## EXERCISE DIRECTIONS
Reproduce exactly the lines from the one that holds "Output the text content of this document." through the last line of the entries, both ends included, but not the pictures.
=== LISTED RECORDS ===
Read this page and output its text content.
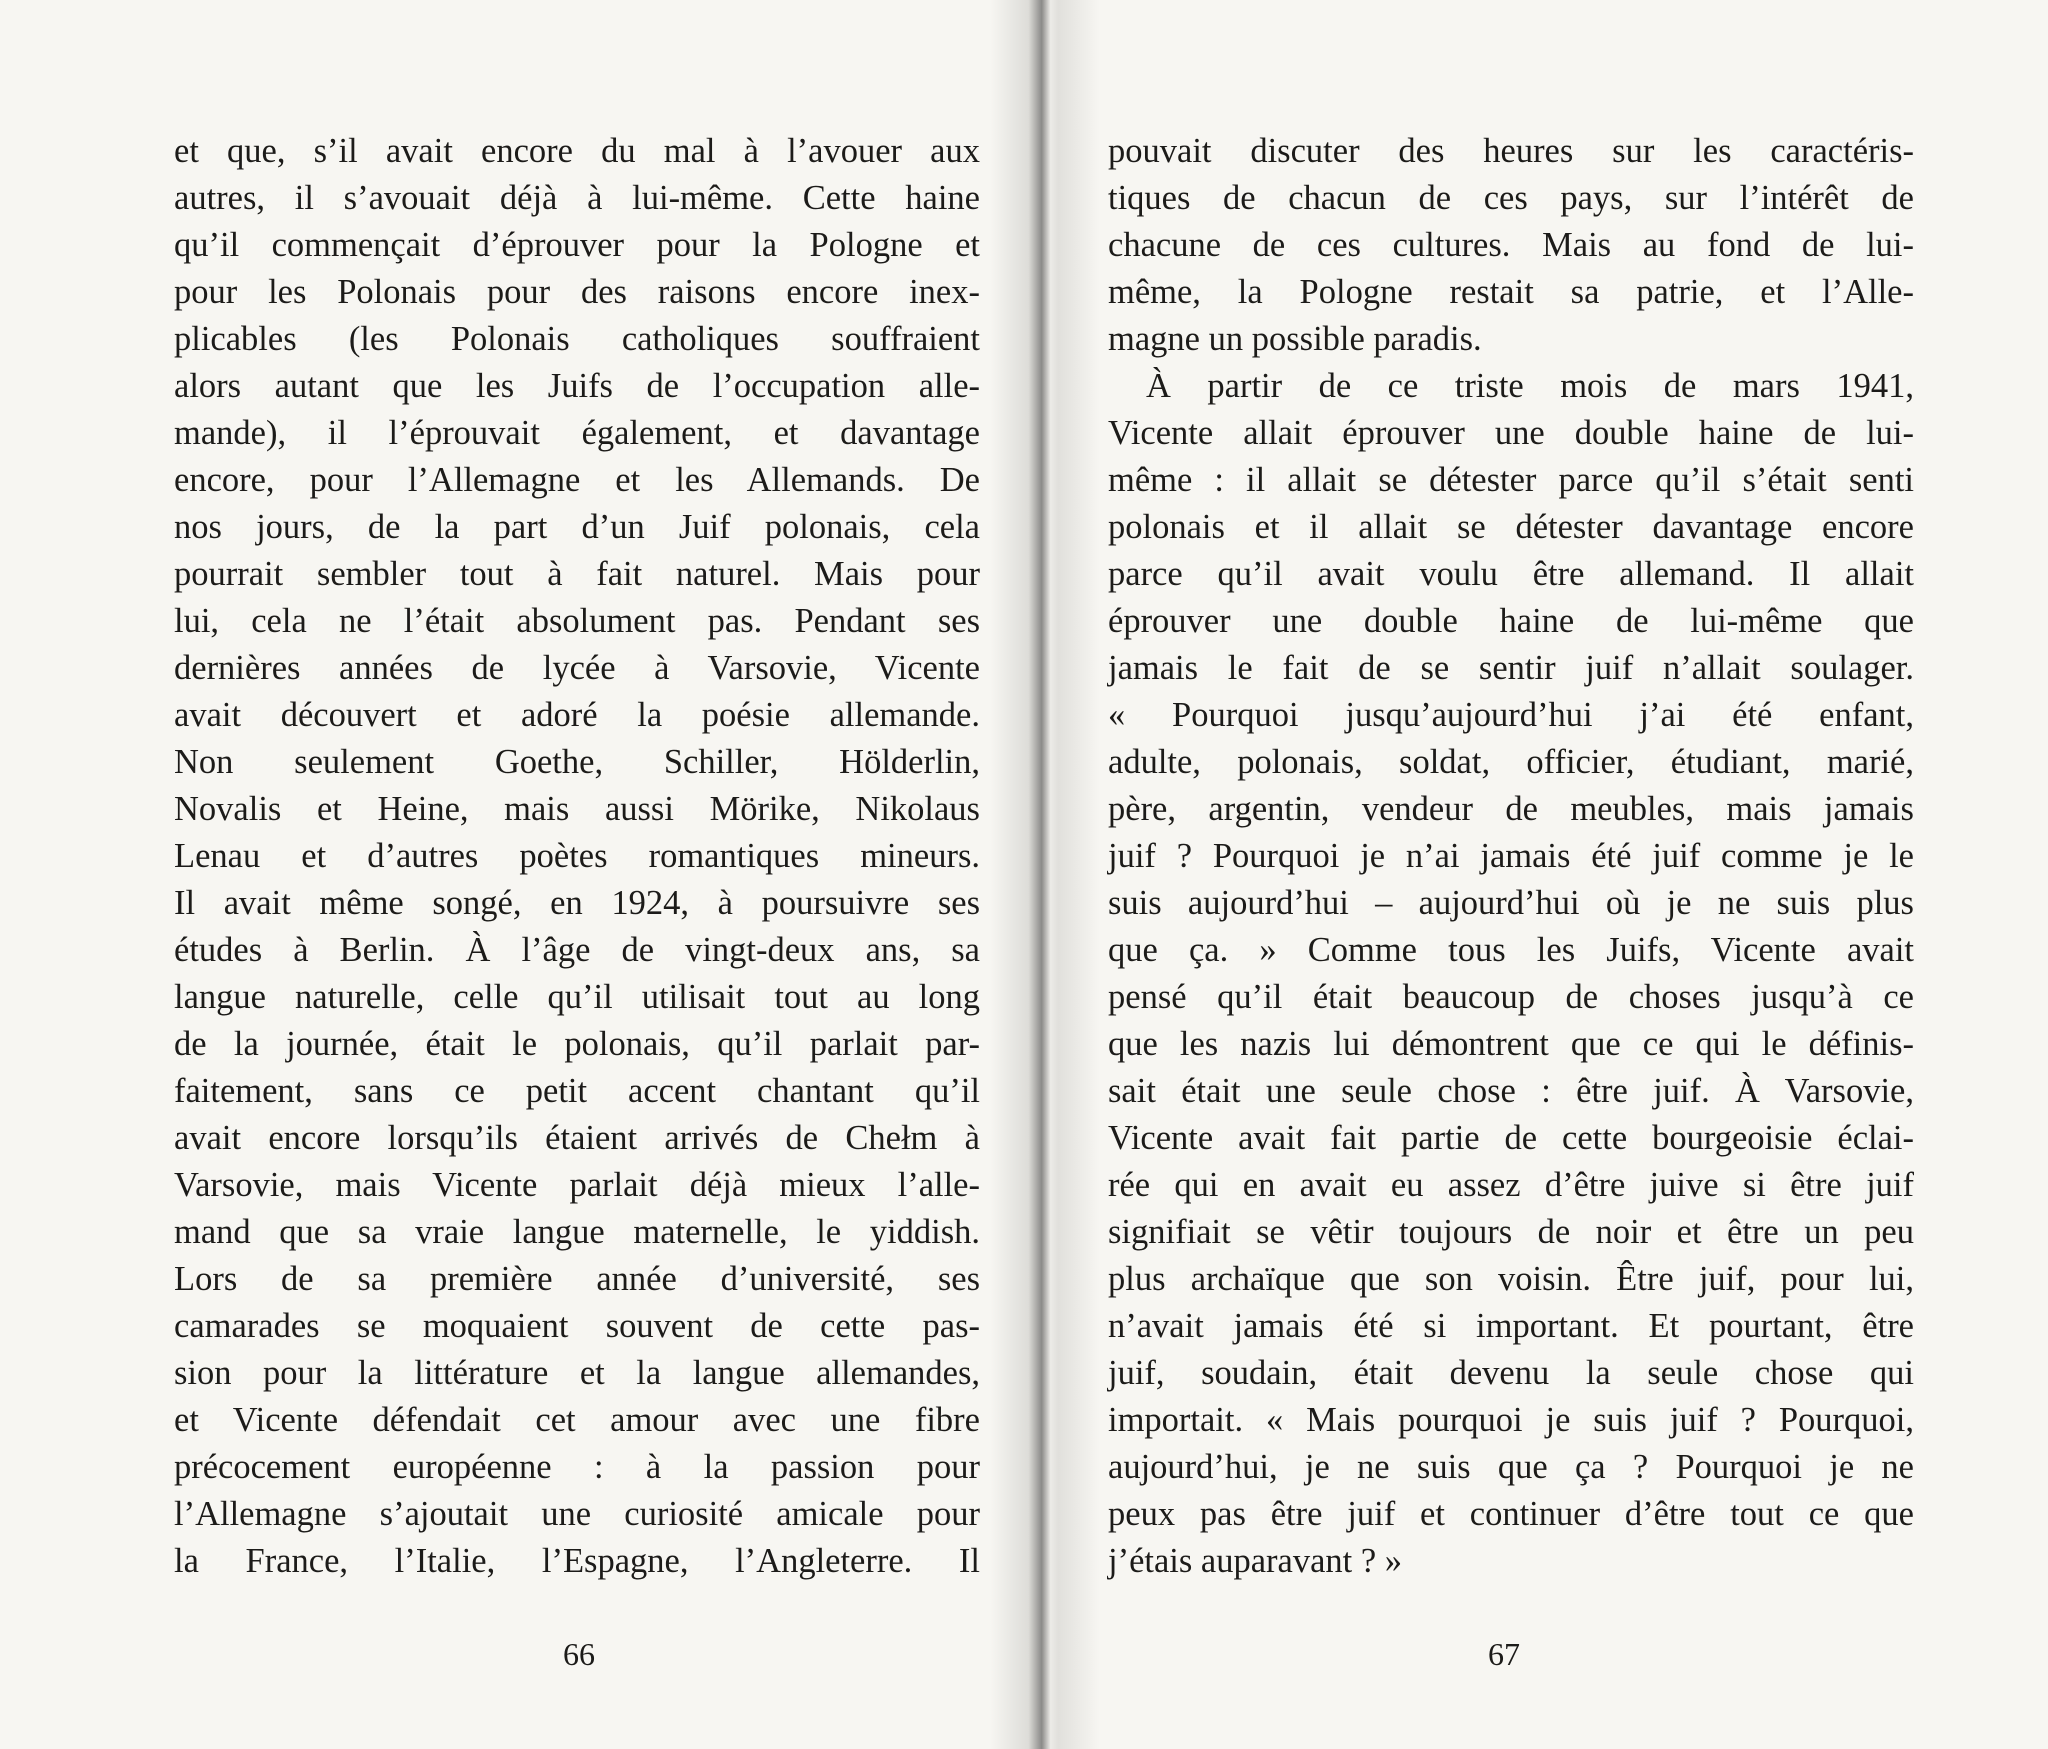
et que, s’il avait encore du mal à l’avouer aux
autres, il s’avouait déjà à lui-même. Cette haine
qu’il commençait d’éprouver pour la Pologne et
pour les Polonais pour des raisons encore inex-
plicables (les Polonais catholiques souffraient
alors autant que les Juifs de l’occupation alle-
mande), il l’éprouvait également, et davantage
encore, pour l’Allemagne et les Allemands. De
nos jours, de la part d’un Juif polonais, cela
pourrait sembler tout à fait naturel. Mais pour
lui, cela ne l’était absolument pas. Pendant ses
dernières années de lycée à Varsovie, Vicente
avait découvert et adoré la poésie allemande.
Non seulement Goethe, Schiller, Hölderlin,
Novalis et Heine, mais aussi Mörike, Nikolaus
Lenau et d’autres poètes romantiques mineurs.
Il avait même songé, en 1924, à poursuivre ses
études à Berlin. À l’âge de vingt-deux ans, sa
langue naturelle, celle qu’il utilisait tout au long
de la journée, était le polonais, qu’il parlait par-
faitement, sans ce petit accent chantant qu’il
avait encore lorsqu’ils étaient arrivés de Chełm à
Varsovie, mais Vicente parlait déjà mieux l’alle-
mand que sa vraie langue maternelle, le yiddish.
Lors de sa première année d’université, ses
camarades se moquaient souvent de cette pas-
sion pour la littérature et la langue allemandes,
et Vicente défendait cet amour avec une fibre
précocement européenne : à la passion pour
l’Allemagne s’ajoutait une curiosité amicale pour
la France, l’Italie, l’Espagne, l’Angleterre. Il
pouvait discuter des heures sur les caractéris-
tiques de chacun de ces pays, sur l’intérêt de
chacune de ces cultures. Mais au fond de lui-
même, la Pologne restait sa patrie, et l’Alle-
magne un possible paradis.
À partir de ce triste mois de mars 1941,
Vicente allait éprouver une double haine de lui-
même : il allait se détester parce qu’il s’était senti
polonais et il allait se détester davantage encore
parce qu’il avait voulu être allemand. Il allait
éprouver une double haine de lui-même que
jamais le fait de se sentir juif n’allait soulager.
« Pourquoi jusqu’aujourd’hui j’ai été enfant,
adulte, polonais, soldat, officier, étudiant, marié,
père, argentin, vendeur de meubles, mais jamais
juif ? Pourquoi je n’ai jamais été juif comme je le
suis aujourd’hui – aujourd’hui où je ne suis plus
que ça. » Comme tous les Juifs, Vicente avait
pensé qu’il était beaucoup de choses jusqu’à ce
que les nazis lui démontrent que ce qui le définis-
sait était une seule chose : être juif. À Varsovie,
Vicente avait fait partie de cette bourgeoisie éclai-
rée qui en avait eu assez d’être juive si être juif
signifiait se vêtir toujours de noir et être un peu
plus archaïque que son voisin. Être juif, pour lui,
n’avait jamais été si important. Et pourtant, être
juif, soudain, était devenu la seule chose qui
importait. « Mais pourquoi je suis juif ? Pourquoi,
aujourd’hui, je ne suis que ça ? Pourquoi je ne
peux pas être juif et continuer d’être tout ce que
j’étais auparavant ? »
66	67
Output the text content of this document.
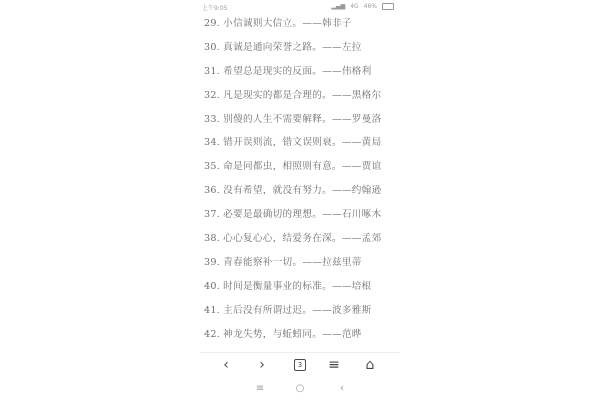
上午9:05	▂▄▆ 4G 46%
29. 小信诚则大信立。——韩非子
30. 真诚是通向荣誉之路。——左拉
31. 希望总是现实的反面。——伟格利
32. 凡是现实的都是合理的。——黑格尔
33. 别傻的人生不需要解释。——罗曼洛
34. 错开误则流，错文误则衰。——黄局
35. 命是同都虫，相照则有意。——贾谊
36. 没有希望，就没有努力。——约翰逊
37. 必要是最确切的理想。——石川啄木
38. 心心复心心，结爱务在深。——孟郊
39. 青春能察补一切。——拉兹里蒂
40. 时间是衡量事业的标准。——培根
41. 主后没有所谓过迟。——波多雅斯
42. 神龙失势，与蚯蚓同。——范晔
‹ ›	3 ≡ ⌂
≡	○	‹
===
## RESULT FOR THIS EXERCISE
Output the text content of this document.
上午9:05	▂▄▆ 4G 46%
29. 小信诚则大信立。——韩非子
30. 真诚是通向荣誉之路。——左拉
31. 希望总是现实的反面。——伟格利
32. 凡是现实的都是合理的。——黑格尔
33. 别傻的人生不需要解释。——罗曼洛
34. 错开误则流，错文误则衰。——黄局
35. 命是同都虫，相照则有意。——贾谊
36. 没有希望，就没有努力。——约翰逊
37. 必要是最确切的理想。——石川啄木
38. 心心复心心，结爱务在深。——孟郊
39. 青春能察补一切。——拉兹里蒂
40. 时间是衡量事业的标准。——培根
41. 主后没有所谓过迟。——波多雅斯
42. 神龙失势，与蚯蚓同。——范晔
‹ ›	3 ≡ ⌂
≡	○	‹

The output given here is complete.